═══ Exercise material ═══

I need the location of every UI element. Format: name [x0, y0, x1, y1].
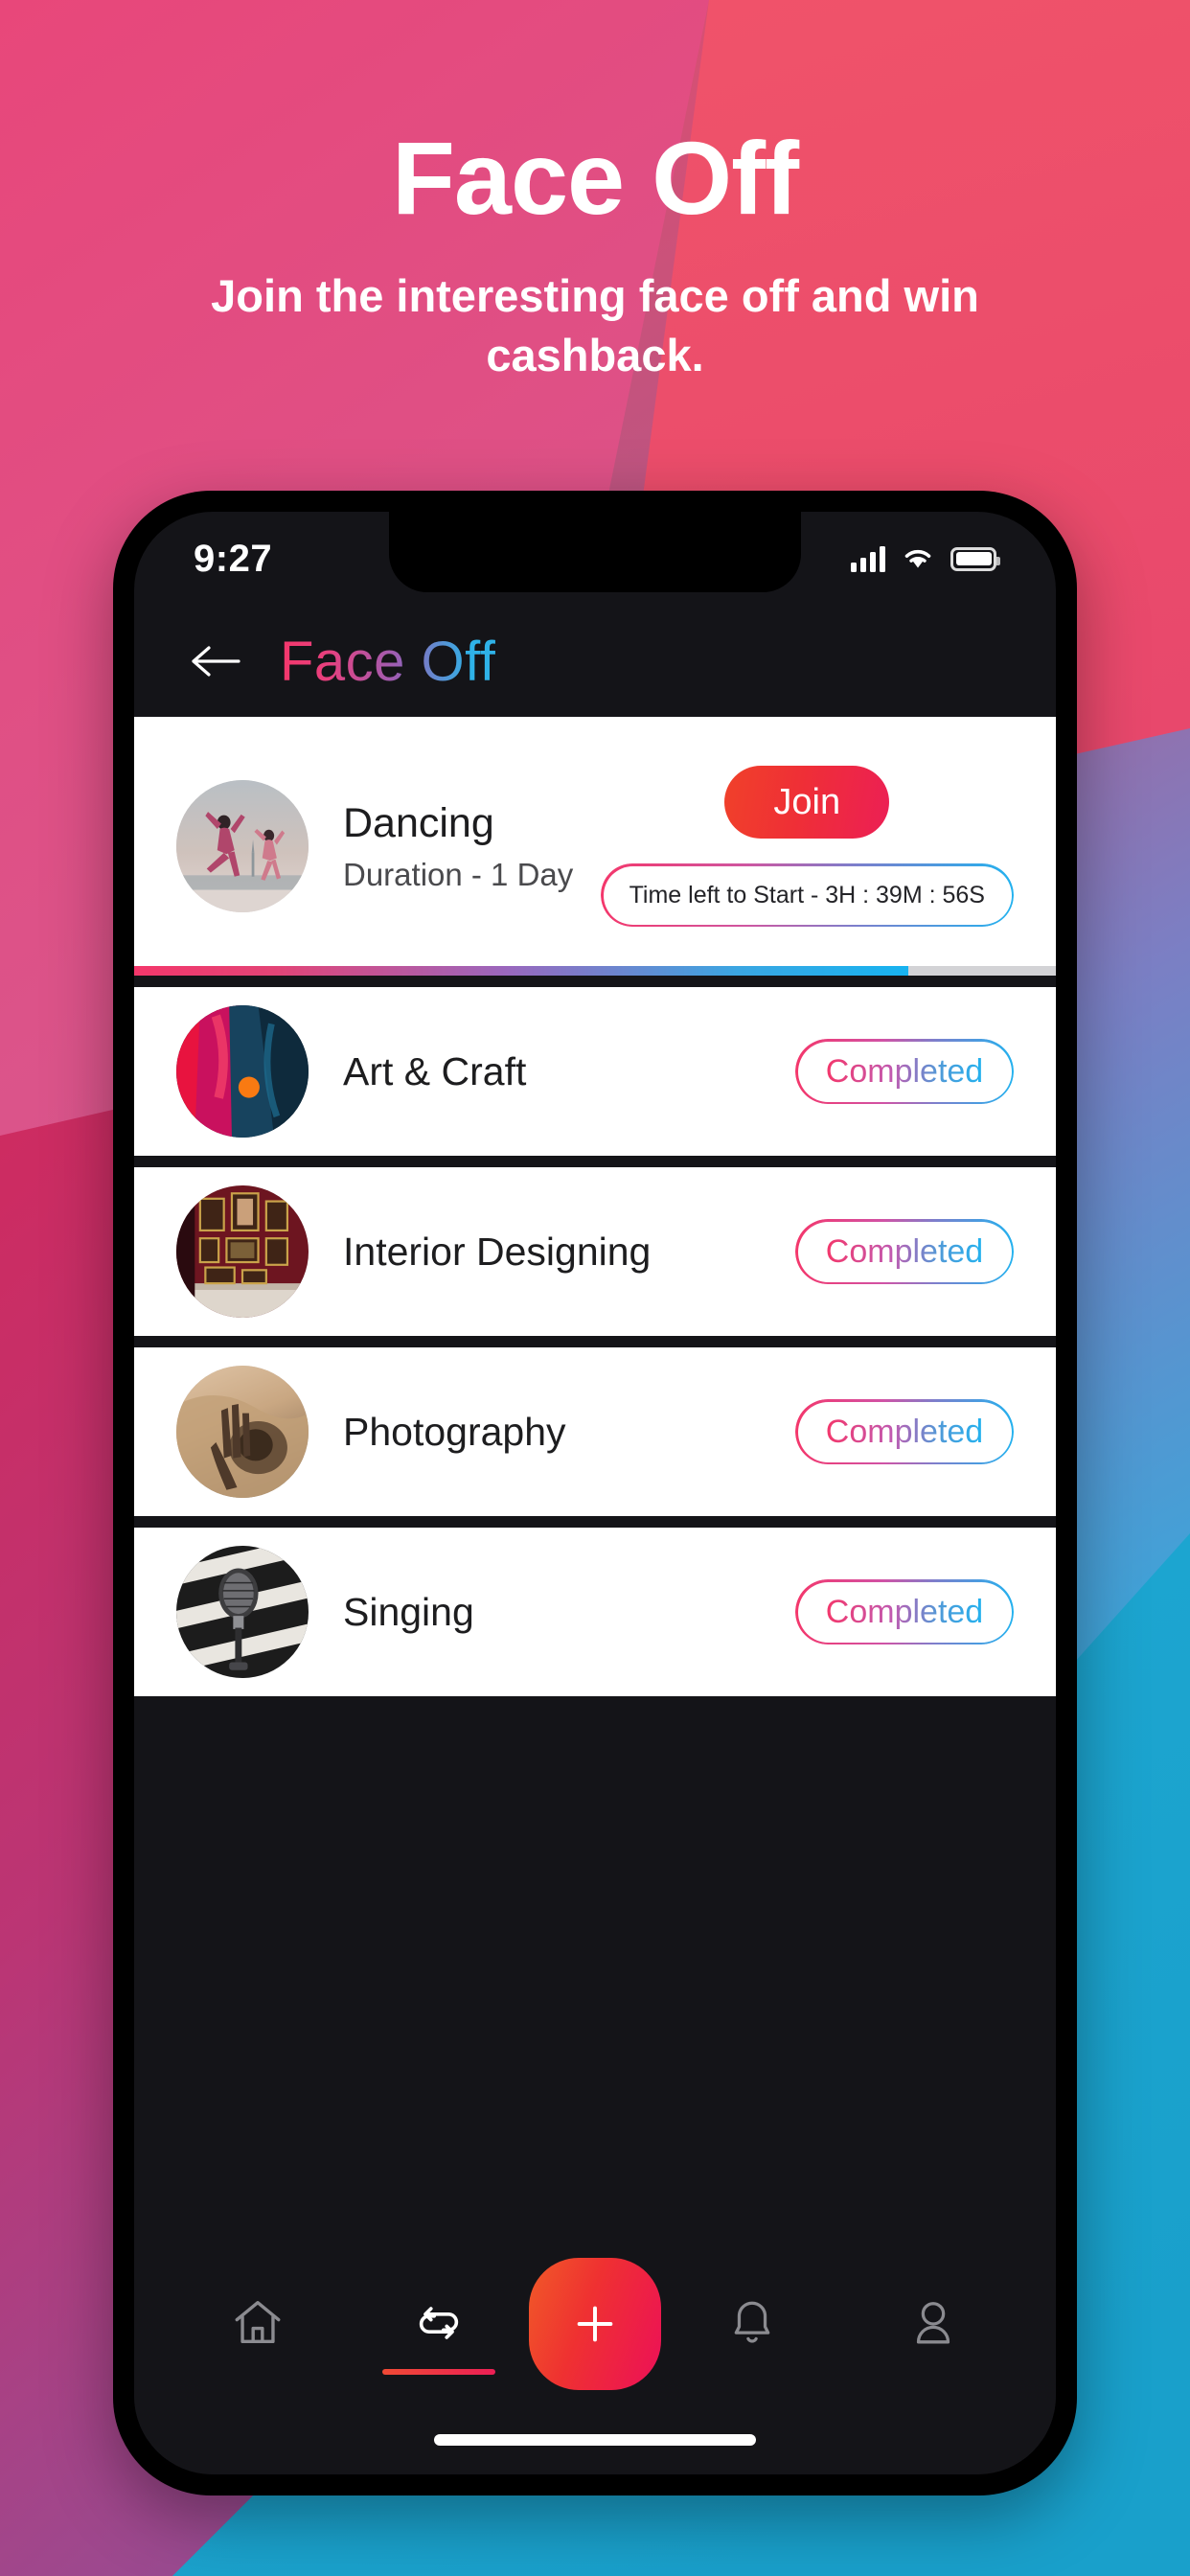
- face-off-list: Dancing Duration - 1 Day Join Time left …: [134, 717, 1056, 2252]
- back-arrow-icon[interactable]: [188, 640, 243, 682]
- page-title: Face Off: [280, 630, 496, 693]
- card-title: Art & Craft: [343, 1048, 527, 1093]
- face-off-card[interactable]: Photography Completed: [134, 1347, 1056, 1516]
- progress-fill: [134, 966, 909, 976]
- wifi-icon: [904, 549, 931, 568]
- card-title: Dancing: [343, 799, 494, 846]
- status-badge-label: Completed: [825, 1593, 984, 1630]
- status-badge-label: Completed: [825, 1232, 984, 1270]
- home-icon: [235, 2301, 280, 2344]
- promo-subtitle: Join the interesting face off and win ca…: [211, 270, 979, 381]
- card-title: Interior Designing: [343, 1229, 652, 1274]
- face-off-card[interactable]: Interior Designing Completed: [134, 1167, 1056, 1336]
- home-indicator: [434, 2434, 756, 2446]
- battery-icon: [950, 546, 1000, 571]
- empty-list-area: [134, 1708, 1056, 2252]
- art-craft-avatar: [176, 1005, 309, 1138]
- status-badge-label: Completed: [825, 1052, 984, 1090]
- plus-icon: [577, 2306, 613, 2342]
- face-off-card-featured[interactable]: Dancing Duration - 1 Day Join Time left …: [134, 717, 1056, 976]
- status-badge[interactable]: Completed: [795, 1579, 1014, 1644]
- person-icon: [916, 2302, 950, 2344]
- bell-icon: [734, 2301, 769, 2343]
- status-badge[interactable]: Completed: [795, 1399, 1014, 1464]
- status-bar: 9:27: [134, 512, 1056, 606]
- face-off-card[interactable]: Singing Completed: [134, 1528, 1056, 1696]
- sidebar-item-home[interactable]: [167, 2252, 348, 2394]
- signal-bars-icon: [851, 545, 885, 572]
- sidebar-item-profile[interactable]: [842, 2252, 1023, 2394]
- sidebar-item-face-off[interactable]: [348, 2252, 529, 2394]
- status-bar-icons: [851, 545, 1000, 572]
- active-tab-indicator: [381, 2369, 495, 2375]
- card-texts: Singing: [343, 1589, 795, 1635]
- status-badge[interactable]: Completed: [795, 1039, 1014, 1104]
- card-title: Singing: [343, 1589, 474, 1634]
- card-duration: Duration - 1 Day: [343, 857, 574, 893]
- join-button[interactable]: Join: [724, 766, 890, 839]
- singing-avatar: [176, 1546, 309, 1678]
- card-texts: Interior Designing: [343, 1229, 795, 1275]
- promo-title: Face Off: [391, 120, 799, 236]
- add-button[interactable]: [529, 2258, 661, 2390]
- status-bar-time: 9:27: [194, 537, 273, 580]
- phone-screen: 9:27 Face Off Dancing Duration - 1 Day J…: [134, 512, 1056, 2474]
- sidebar-item-notifications[interactable]: [661, 2252, 842, 2394]
- photography-avatar: [176, 1366, 309, 1498]
- card-title: Photography: [343, 1409, 566, 1454]
- promo-header: Face Off Join the interesting face off a…: [0, 0, 1190, 460]
- interior-design-avatar: [176, 1185, 309, 1318]
- bottom-tab-bar: [134, 2252, 1056, 2474]
- swap-icon: [419, 2307, 458, 2339]
- countdown-label: Time left to Start - 3H : 39M : 56S: [629, 881, 985, 908]
- face-off-card[interactable]: Art & Craft Completed: [134, 987, 1056, 1156]
- phone-mockup: 9:27 Face Off Dancing Duration - 1 Day J…: [113, 491, 1077, 2496]
- progress-track: [134, 966, 1056, 976]
- card-texts: Photography: [343, 1409, 795, 1455]
- status-badge-label: Completed: [825, 1413, 984, 1450]
- dancing-avatar: [176, 780, 309, 912]
- card-texts: Art & Craft: [343, 1048, 795, 1094]
- status-badge[interactable]: Completed: [795, 1219, 1014, 1284]
- card-texts: Dancing Duration - 1 Day: [343, 799, 601, 894]
- card-actions: Join Time left to Start - 3H : 39M : 56S: [600, 766, 1014, 927]
- countdown-pill: Time left to Start - 3H : 39M : 56S: [600, 863, 1014, 927]
- nav-bar: Face Off: [134, 606, 1056, 717]
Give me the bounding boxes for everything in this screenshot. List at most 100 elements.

═══

Write out every line of the item above with no changes, leaving out the picture.

I need the location of every UI element. Format: name [x0, y0, x1, y1].
- face-off-list: Dancing Duration - 1 Day Join Time left …: [134, 717, 1056, 2252]
- back-arrow-icon[interactable]: [188, 640, 243, 682]
- page-title: Face Off: [280, 630, 496, 693]
- card-title: Art & Craft: [343, 1048, 527, 1093]
- face-off-card[interactable]: Photography Completed: [134, 1347, 1056, 1516]
- progress-fill: [134, 966, 909, 976]
- wifi-icon: [904, 549, 931, 568]
- card-title: Dancing: [343, 799, 494, 846]
- status-badge-label: Completed: [825, 1593, 984, 1630]
- status-badge-label: Completed: [825, 1232, 984, 1270]
- home-icon: [235, 2301, 280, 2344]
- promo-subtitle: Join the interesting face off and win ca…: [211, 270, 979, 381]
- card-title: Interior Designing: [343, 1229, 652, 1274]
- face-off-card[interactable]: Interior Designing Completed: [134, 1167, 1056, 1336]
- home-indicator: [434, 2434, 756, 2446]
- battery-icon: [950, 546, 1000, 571]
- empty-list-area: [134, 1708, 1056, 2252]
- art-craft-avatar: [176, 1005, 309, 1138]
- status-badge-label: Completed: [825, 1052, 984, 1090]
- plus-icon: [577, 2306, 613, 2342]
- face-off-card-featured[interactable]: Dancing Duration - 1 Day Join Time left …: [134, 717, 1056, 976]
- status-badge[interactable]: Completed: [795, 1579, 1014, 1644]
- person-icon: [916, 2302, 950, 2344]
- bell-icon: [734, 2301, 769, 2343]
- status-badge[interactable]: Completed: [795, 1399, 1014, 1464]
- status-bar: 9:27: [134, 512, 1056, 606]
- face-off-card[interactable]: Singing Completed: [134, 1528, 1056, 1696]
- sidebar-item-home[interactable]: [167, 2252, 348, 2394]
- signal-bars-icon: [851, 545, 885, 572]
- sidebar-item-profile[interactable]: [842, 2252, 1023, 2394]
- sidebar-item-face-off[interactable]: [348, 2252, 529, 2394]
- status-bar-icons: [851, 545, 1000, 572]
- active-tab-indicator: [381, 2369, 495, 2375]
- card-texts: Singing: [343, 1589, 795, 1635]
- status-badge[interactable]: Completed: [795, 1039, 1014, 1104]
- card-title: Singing: [343, 1589, 474, 1634]
- card-duration: Duration - 1 Day: [343, 857, 574, 893]
- join-button[interactable]: Join: [724, 766, 890, 839]
- singing-avatar: [176, 1546, 309, 1678]
- card-texts: Interior Designing: [343, 1229, 795, 1275]
- promo-title: Face Off: [391, 120, 799, 236]
- add-button[interactable]: [529, 2258, 661, 2390]
- status-bar-time: 9:27: [194, 537, 273, 580]
- phone-screen: 9:27 Face Off Dancing Duration - 1 Day J…: [134, 512, 1056, 2474]
- sidebar-item-notifications[interactable]: [661, 2252, 842, 2394]
- photography-avatar: [176, 1366, 309, 1498]
- card-title: Photography: [343, 1409, 566, 1454]
- promo-header: Face Off Join the interesting face off a…: [0, 0, 1190, 460]
- interior-design-avatar: [176, 1185, 309, 1318]
- bottom-tab-bar: [134, 2252, 1056, 2474]
- swap-icon: [419, 2307, 458, 2339]
- countdown-label: Time left to Start - 3H : 39M : 56S: [629, 881, 985, 908]
- face-off-card[interactable]: Art & Craft Completed: [134, 987, 1056, 1156]
- phone-mockup: 9:27 Face Off Dancing Duration - 1 Day J…: [113, 491, 1077, 2496]
- progress-track: [134, 966, 1056, 976]
- card-texts: Photography: [343, 1409, 795, 1455]
- status-badge-label: Completed: [825, 1413, 984, 1450]
- dancing-avatar: [176, 780, 309, 912]
- card-texts: Art & Craft: [343, 1048, 795, 1094]
- status-badge[interactable]: Completed: [795, 1219, 1014, 1284]
- card-texts: Dancing Duration - 1 Day: [343, 799, 601, 894]
- card-actions: Join Time left to Start - 3H : 39M : 56S: [600, 766, 1014, 927]
- countdown-pill: Time left to Start - 3H : 39M : 56S: [600, 863, 1014, 927]
- nav-bar: Face Off: [134, 606, 1056, 717]
Give me the bounding boxes for everything in this screenshot. List at most 100 elements.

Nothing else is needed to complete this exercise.